Figure contents as structured data
[BEGIN]
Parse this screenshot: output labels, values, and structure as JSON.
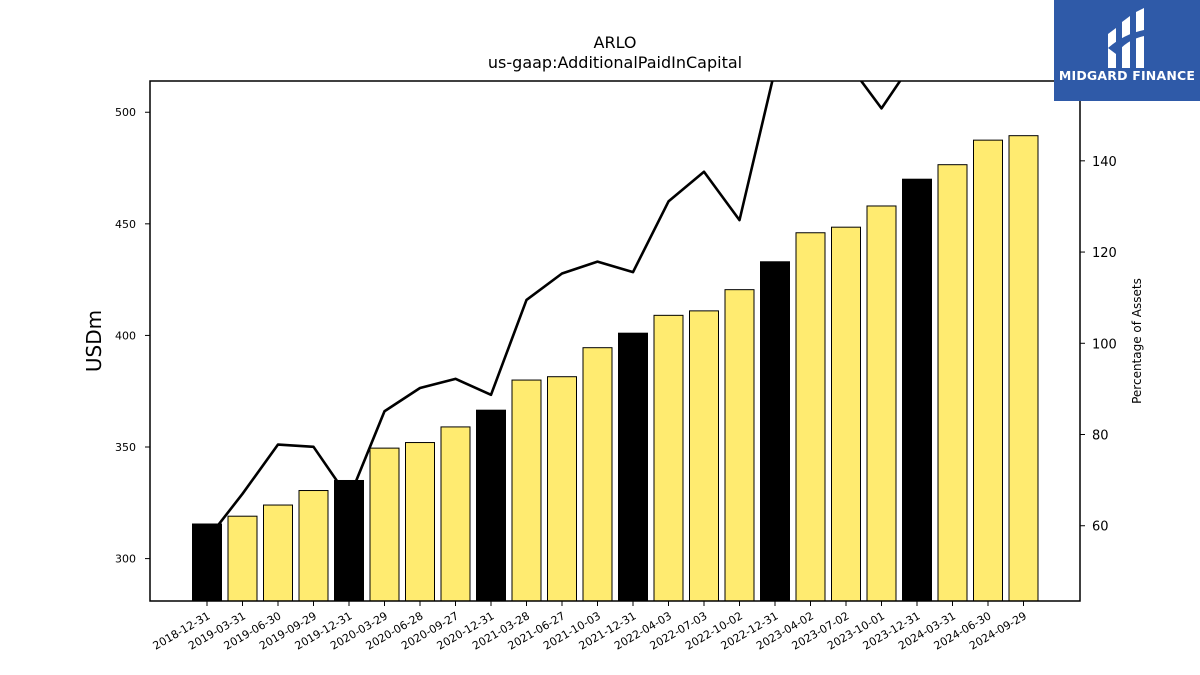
{
  "chart_data": {
    "type": "bar",
    "title": "ARLO",
    "subtitle": "us-gaap:AdditionalPaidInCapital",
    "ylabel": "USDm",
    "y2label": "Percentage of Assets",
    "ylim": [
      281,
      514
    ],
    "y2lim": [
      43.5,
      157.5
    ],
    "yticks": [
      300,
      350,
      400,
      450,
      500
    ],
    "y2ticks": [
      60,
      80,
      100,
      120,
      140
    ],
    "categories": [
      "2018-12-31",
      "2019-03-31",
      "2019-06-30",
      "2019-09-29",
      "2019-12-31",
      "2020-03-29",
      "2020-06-28",
      "2020-09-27",
      "2020-12-31",
      "2021-03-28",
      "2021-06-27",
      "2021-10-03",
      "2021-12-31",
      "2022-04-03",
      "2022-07-03",
      "2022-10-02",
      "2022-12-31",
      "2023-04-02",
      "2023-07-02",
      "2023-10-01",
      "2023-12-31",
      "2024-03-31",
      "2024-06-30",
      "2024-09-29"
    ],
    "series": [
      {
        "type": "bar",
        "axis": "left",
        "values": [
          315.5,
          319,
          324,
          330.5,
          335,
          349.5,
          352,
          359,
          366.5,
          380,
          381.5,
          394.5,
          401,
          409,
          411,
          420.5,
          433,
          446,
          448.5,
          458,
          470,
          476.5,
          487.5,
          489.5
        ],
        "colors": [
          "#000000",
          "#ffeb70",
          "#ffeb70",
          "#ffeb70",
          "#000000",
          "#ffeb70",
          "#ffeb70",
          "#ffeb70",
          "#000000",
          "#ffeb70",
          "#ffeb70",
          "#ffeb70",
          "#000000",
          "#ffeb70",
          "#ffeb70",
          "#ffeb70",
          "#000000",
          "#ffeb70",
          "#ffeb70",
          "#ffeb70",
          "#000000",
          "#ffeb70",
          "#ffeb70",
          "#ffeb70"
        ]
      },
      {
        "type": "line",
        "axis": "right",
        "values": [
          57,
          67,
          77.8,
          77.3,
          66,
          85.1,
          90.2,
          92.2,
          88.7,
          109.5,
          115.3,
          117.9,
          115.6,
          131.1,
          137.6,
          127,
          160,
          163,
          162,
          151.5,
          163,
          163,
          163,
          160
        ],
        "color": "#000000"
      }
    ]
  },
  "logo": {
    "name": "midgard-logo",
    "text": "MIDGARD FINANCE"
  }
}
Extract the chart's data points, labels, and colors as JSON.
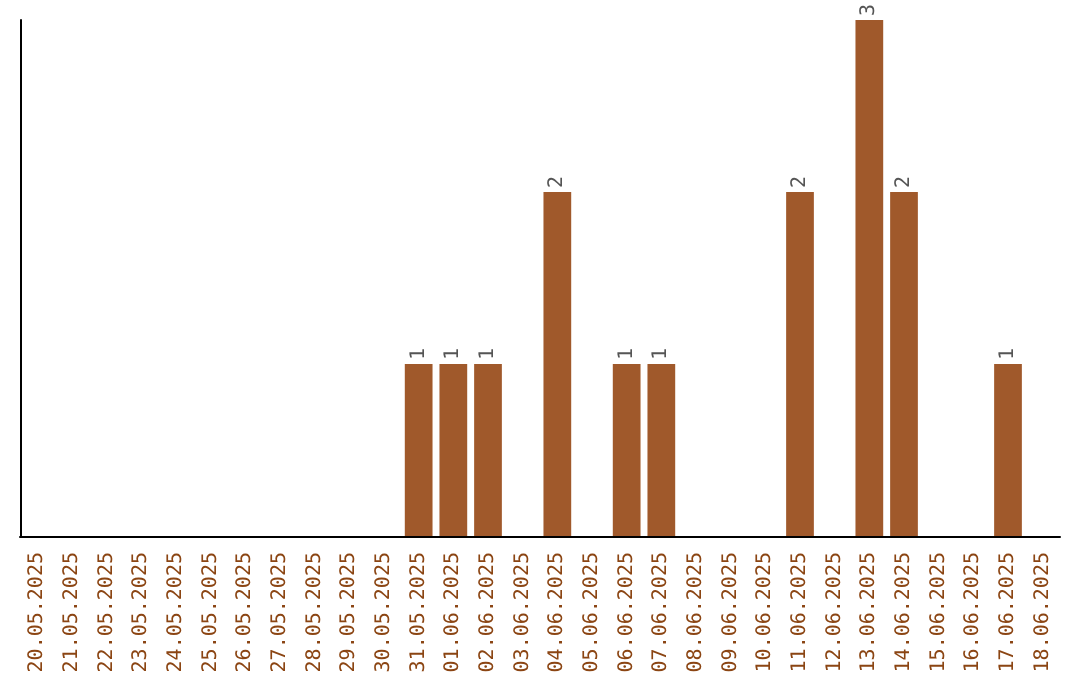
{
  "chart_data": {
    "type": "bar",
    "categories": [
      "20.05.2025",
      "21.05.2025",
      "22.05.2025",
      "23.05.2025",
      "24.05.2025",
      "25.05.2025",
      "26.05.2025",
      "27.05.2025",
      "28.05.2025",
      "29.05.2025",
      "30.05.2025",
      "31.05.2025",
      "01.06.2025",
      "02.06.2025",
      "03.06.2025",
      "04.06.2025",
      "05.06.2025",
      "06.06.2025",
      "07.06.2025",
      "08.06.2025",
      "09.06.2025",
      "10.06.2025",
      "11.06.2025",
      "12.06.2025",
      "13.06.2025",
      "14.06.2025",
      "15.06.2025",
      "16.06.2025",
      "17.06.2025",
      "18.06.2025"
    ],
    "values": [
      0,
      0,
      0,
      0,
      0,
      0,
      0,
      0,
      0,
      0,
      0,
      1,
      1,
      1,
      0,
      2,
      0,
      1,
      1,
      0,
      0,
      0,
      2,
      0,
      3,
      2,
      0,
      0,
      1,
      0
    ],
    "value_labels": [
      null,
      null,
      null,
      null,
      null,
      null,
      null,
      null,
      null,
      null,
      null,
      "1",
      "1",
      "1",
      null,
      "2",
      null,
      "1",
      "1",
      null,
      null,
      null,
      "2",
      null,
      "3",
      "2",
      null,
      null,
      "1",
      null
    ],
    "color": "#a0592b",
    "ylim": [
      0,
      3
    ],
    "tick_labels": "x"
  }
}
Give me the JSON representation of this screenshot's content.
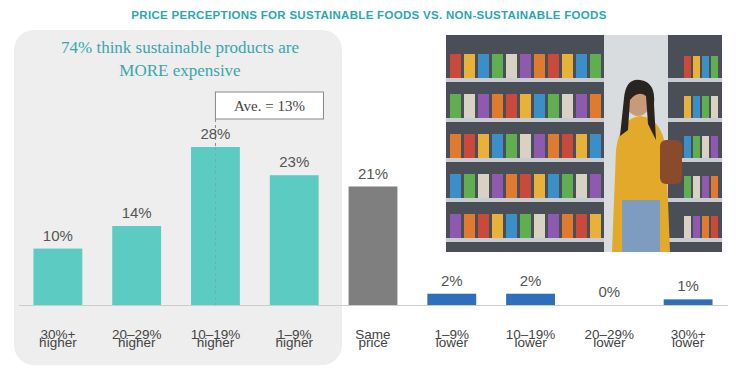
{
  "chart_data": {
    "type": "bar",
    "title": "PRICE PERCEPTIONS FOR SUSTAINABLE FOODS VS. NON-SUSTAINABLE FOODS",
    "annotations": [
      "74% think sustainable products are MORE expensive",
      "Ave. = 13%"
    ],
    "categories": [
      "30%+ higher",
      "20–29% higher",
      "10–19% higher",
      "1–9% higher",
      "Same price",
      "1–9% lower",
      "10–19% lower",
      "20–29% lower",
      "30%+ lower"
    ],
    "values": [
      10,
      14,
      28,
      23,
      21,
      2,
      2,
      0,
      1
    ],
    "value_labels": [
      "10%",
      "14%",
      "28%",
      "23%",
      "21%",
      "2%",
      "2%",
      "0%",
      "1%"
    ],
    "colors": [
      "#5ccbc2",
      "#5ccbc2",
      "#5ccbc2",
      "#5ccbc2",
      "#7f7f7f",
      "#2d6fbd",
      "#2d6fbd",
      "#2d6fbd",
      "#2d6fbd"
    ],
    "data_labels": true,
    "tick_labels": "x"
  }
}
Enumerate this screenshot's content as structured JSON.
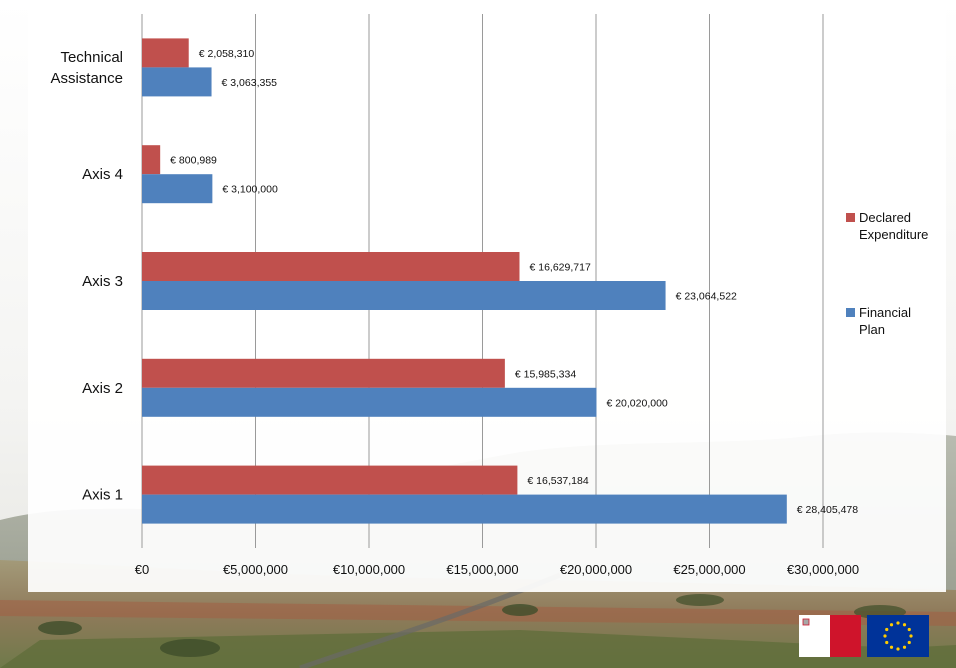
{
  "chart_data": {
    "type": "bar",
    "orientation": "horizontal",
    "categories": [
      "Technical Assistance",
      "Axis 4",
      "Axis 3",
      "Axis 2",
      "Axis 1"
    ],
    "category_label_lines": [
      [
        "Technical",
        "Assistance"
      ],
      [
        "Axis 4"
      ],
      [
        "Axis 3"
      ],
      [
        "Axis 2"
      ],
      [
        "Axis 1"
      ]
    ],
    "series": [
      {
        "name": "Declared Expenditure",
        "name_lines": [
          "Declared",
          "Expenditure"
        ],
        "color": "#c0504d",
        "values": [
          2058310,
          800989,
          16629717,
          15985334,
          16537184
        ],
        "labels": [
          "€ 2,058,310",
          "€ 800,989",
          "€ 16,629,717",
          "€ 15,985,334",
          "€ 16,537,184"
        ]
      },
      {
        "name": "Financial Plan",
        "name_lines": [
          "Financial",
          "Plan"
        ],
        "color": "#4f81bd",
        "values": [
          3063355,
          3100000,
          23064522,
          20020000,
          28405478
        ],
        "labels": [
          "€ 3,063,355",
          "€ 3,100,000",
          "€ 23,064,522",
          "€ 20,020,000",
          "€ 28,405,478"
        ]
      }
    ],
    "xlim": [
      0,
      30000000
    ],
    "x_ticks": [
      0,
      5000000,
      10000000,
      15000000,
      20000000,
      25000000,
      30000000
    ],
    "x_tick_labels": [
      "€0",
      "€5,000,000",
      "€10,000,000",
      "€15,000,000",
      "€20,000,000",
      "€25,000,000",
      "€30,000,000"
    ],
    "grid": "vertical",
    "legend_position": "right"
  },
  "colors": {
    "gridline": "#9a9a9a",
    "panel": "#ffffff"
  },
  "flags": [
    {
      "icon": "malta-flag-icon",
      "colors": [
        "#ffffff",
        "#cf142b"
      ]
    },
    {
      "icon": "eu-flag-icon",
      "colors": [
        "#003399",
        "#ffcc00"
      ]
    }
  ]
}
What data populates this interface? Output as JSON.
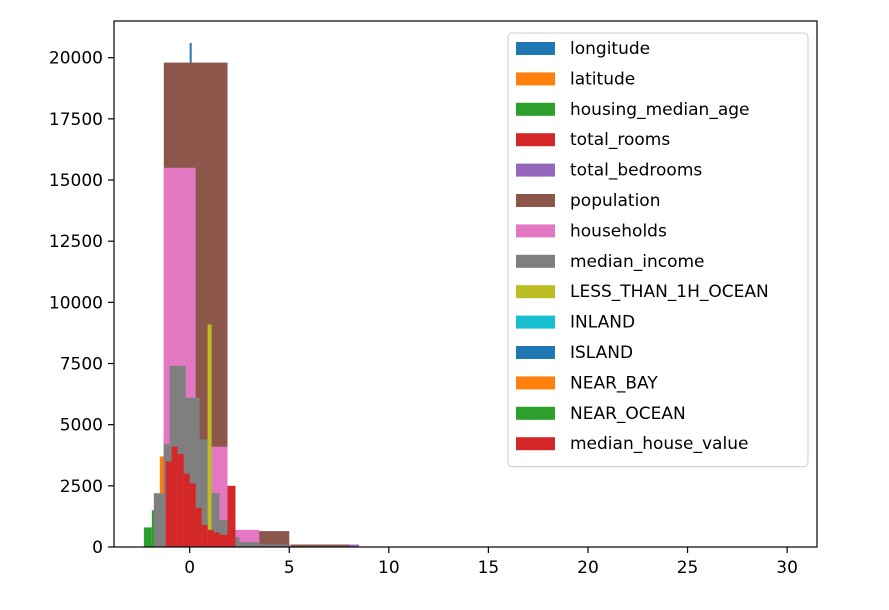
[END]
● Your task
Skip the pictures, then retype every line above exactly.

● Task answer
Parse this screenshot: output labels, values, and structure as JSON.
{
  "chart_data": {
    "type": "bar",
    "title": "ARLO",
    "subtitle": "us-gaap:AdditionalPaidInCapital",
    "ylabel": "USDm",
    "y2label": "Percentage of Assets",
    "ylim": [
      281,
      514
    ],
    "y2lim": [
      43.5,
      157.5
    ],
    "yticks": [
      300,
      350,
      400,
      450,
      500
    ],
    "y2ticks": [
      60,
      80,
      100,
      120,
      140
    ],
    "categories": [
      "2018-12-31",
      "2019-03-31",
      "2019-06-30",
      "2019-09-29",
      "2019-12-31",
      "2020-03-29",
      "2020-06-28",
      "2020-09-27",
      "2020-12-31",
      "2021-03-28",
      "2021-06-27",
      "2021-10-03",
      "2021-12-31",
      "2022-04-03",
      "2022-07-03",
      "2022-10-02",
      "2022-12-31",
      "2023-04-02",
      "2023-07-02",
      "2023-10-01",
      "2023-12-31",
      "2024-03-31",
      "2024-06-30",
      "2024-09-29"
    ],
    "series": [
      {
        "type": "bar",
        "axis": "left",
        "values": [
          315.5,
          319,
          324,
          330.5,
          335,
          349.5,
          352,
          359,
          366.5,
          380,
          381.5,
          394.5,
          401,
          409,
          411,
          420.5,
          433,
          446,
          448.5,
          458,
          470,
          476.5,
          487.5,
          489.5
        ],
        "colors": [
          "#000000",
          "#ffeb70",
          "#ffeb70",
          "#ffeb70",
          "#000000",
          "#ffeb70",
          "#ffeb70",
          "#ffeb70",
          "#000000",
          "#ffeb70",
          "#ffeb70",
          "#ffeb70",
          "#000000",
          "#ffeb70",
          "#ffeb70",
          "#ffeb70",
          "#000000",
          "#ffeb70",
          "#ffeb70",
          "#ffeb70",
          "#000000",
          "#ffeb70",
          "#ffeb70",
          "#ffeb70"
        ]
      },
      {
        "type": "line",
        "axis": "right",
        "values": [
          57,
          67,
          77.8,
          77.3,
          66,
          85.1,
          90.2,
          92.2,
          88.7,
          109.5,
          115.3,
          117.9,
          115.6,
          131.1,
          137.6,
          127,
          160,
          163,
          162,
          151.5,
          163,
          163,
          163,
          160
        ],
        "color": "#000000"
      }
    ]
  },
  "logo": {
    "name": "midgard-logo",
    "text": "MIDGARD FINANCE"
  }
}
Extract the chart's data points, labels, and colors as JSON.
{
  "chart_data": {
    "type": "bar",
    "categories": [
      "20.05.2025",
      "21.05.2025",
      "22.05.2025",
      "23.05.2025",
      "24.05.2025",
      "25.05.2025",
      "26.05.2025",
      "27.05.2025",
      "28.05.2025",
      "29.05.2025",
      "30.05.2025",
      "31.05.2025",
      "01.06.2025",
      "02.06.2025",
      "03.06.2025",
      "04.06.2025",
      "05.06.2025",
      "06.06.2025",
      "07.06.2025",
      "08.06.2025",
      "09.06.2025",
      "10.06.2025",
      "11.06.2025",
      "12.06.2025",
      "13.06.2025",
      "14.06.2025",
      "15.06.2025",
      "16.06.2025",
      "17.06.2025",
      "18.06.2025"
    ],
    "values": [
      0,
      0,
      0,
      0,
      0,
      0,
      0,
      0,
      0,
      0,
      0,
      1,
      1,
      1,
      0,
      2,
      0,
      1,
      1,
      0,
      0,
      0,
      2,
      0,
      3,
      2,
      0,
      0,
      1,
      0
    ],
    "value_labels": [
      null,
      null,
      null,
      null,
      null,
      null,
      null,
      null,
      null,
      null,
      null,
      "1",
      "1",
      "1",
      null,
      "2",
      null,
      "1",
      "1",
      null,
      null,
      null,
      "2",
      null,
      "3",
      "2",
      null,
      null,
      "1",
      null
    ],
    "color": "#a0592b",
    "ylim": [
      0,
      3
    ],
    "tick_labels": "x"
  }
}
Give me the JSON representation of this screenshot's content.
{
  "chart_data": {
    "type": "bar",
    "title": "PRICE PERCEPTIONS FOR SUSTAINABLE FOODS VS. NON-SUSTAINABLE FOODS",
    "annotations": [
      "74% think sustainable products are MORE expensive",
      "Ave. = 13%"
    ],
    "categories": [
      "30%+ higher",
      "20–29% higher",
      "10–19% higher",
      "1–9% higher",
      "Same price",
      "1–9% lower",
      "10–19% lower",
      "20–29% lower",
      "30%+ lower"
    ],
    "values": [
      10,
      14,
      28,
      23,
      21,
      2,
      2,
      0,
      1
    ],
    "value_labels": [
      "10%",
      "14%",
      "28%",
      "23%",
      "21%",
      "2%",
      "2%",
      "0%",
      "1%"
    ],
    "colors": [
      "#5ccbc2",
      "#5ccbc2",
      "#5ccbc2",
      "#5ccbc2",
      "#7f7f7f",
      "#2d6fbd",
      "#2d6fbd",
      "#2d6fbd",
      "#2d6fbd"
    ],
    "data_labels": true,
    "tick_labels": "x"
  }
}
Enumerate this screenshot's content as structured JSON.
{
  "chart_data": {
    "type": "bar",
    "orientation": "horizontal",
    "categories": [
      "Technical Assistance",
      "Axis 4",
      "Axis 3",
      "Axis 2",
      "Axis 1"
    ],
    "category_label_lines": [
      [
        "Technical",
        "Assistance"
      ],
      [
        "Axis 4"
      ],
      [
        "Axis 3"
      ],
      [
        "Axis 2"
      ],
      [
        "Axis 1"
      ]
    ],
    "series": [
      {
        "name": "Declared Expenditure",
        "name_lines": [
          "Declared",
          "Expenditure"
        ],
        "color": "#c0504d",
        "values": [
          2058310,
          800989,
          16629717,
          15985334,
          16537184
        ],
        "labels": [
          "€ 2,058,310",
          "€ 800,989",
          "€ 16,629,717",
          "€ 15,985,334",
          "€ 16,537,184"
        ]
      },
      {
        "name": "Financial Plan",
        "name_lines": [
          "Financial",
          "Plan"
        ],
        "color": "#4f81bd",
        "values": [
          3063355,
          3100000,
          23064522,
          20020000,
          28405478
        ],
        "labels": [
          "€ 3,063,355",
          "€ 3,100,000",
          "€ 23,064,522",
          "€ 20,020,000",
          "€ 28,405,478"
        ]
      }
    ],
    "xlim": [
      0,
      30000000
    ],
    "x_ticks": [
      0,
      5000000,
      10000000,
      15000000,
      20000000,
      25000000,
      30000000
    ],
    "x_tick_labels": [
      "€0",
      "€5,000,000",
      "€10,000,000",
      "€15,000,000",
      "€20,000,000",
      "€25,000,000",
      "€30,000,000"
    ],
    "grid": "vertical",
    "legend_position": "right"
  },
  "colors": {
    "gridline": "#9a9a9a",
    "panel": "#ffffff"
  },
  "flags": [
    {
      "icon": "malta-flag-icon",
      "colors": [
        "#ffffff",
        "#cf142b"
      ]
    },
    {
      "icon": "eu-flag-icon",
      "colors": [
        "#003399",
        "#ffcc00"
      ]
    }
  ]
}
What data populates this interface? Output as JSON.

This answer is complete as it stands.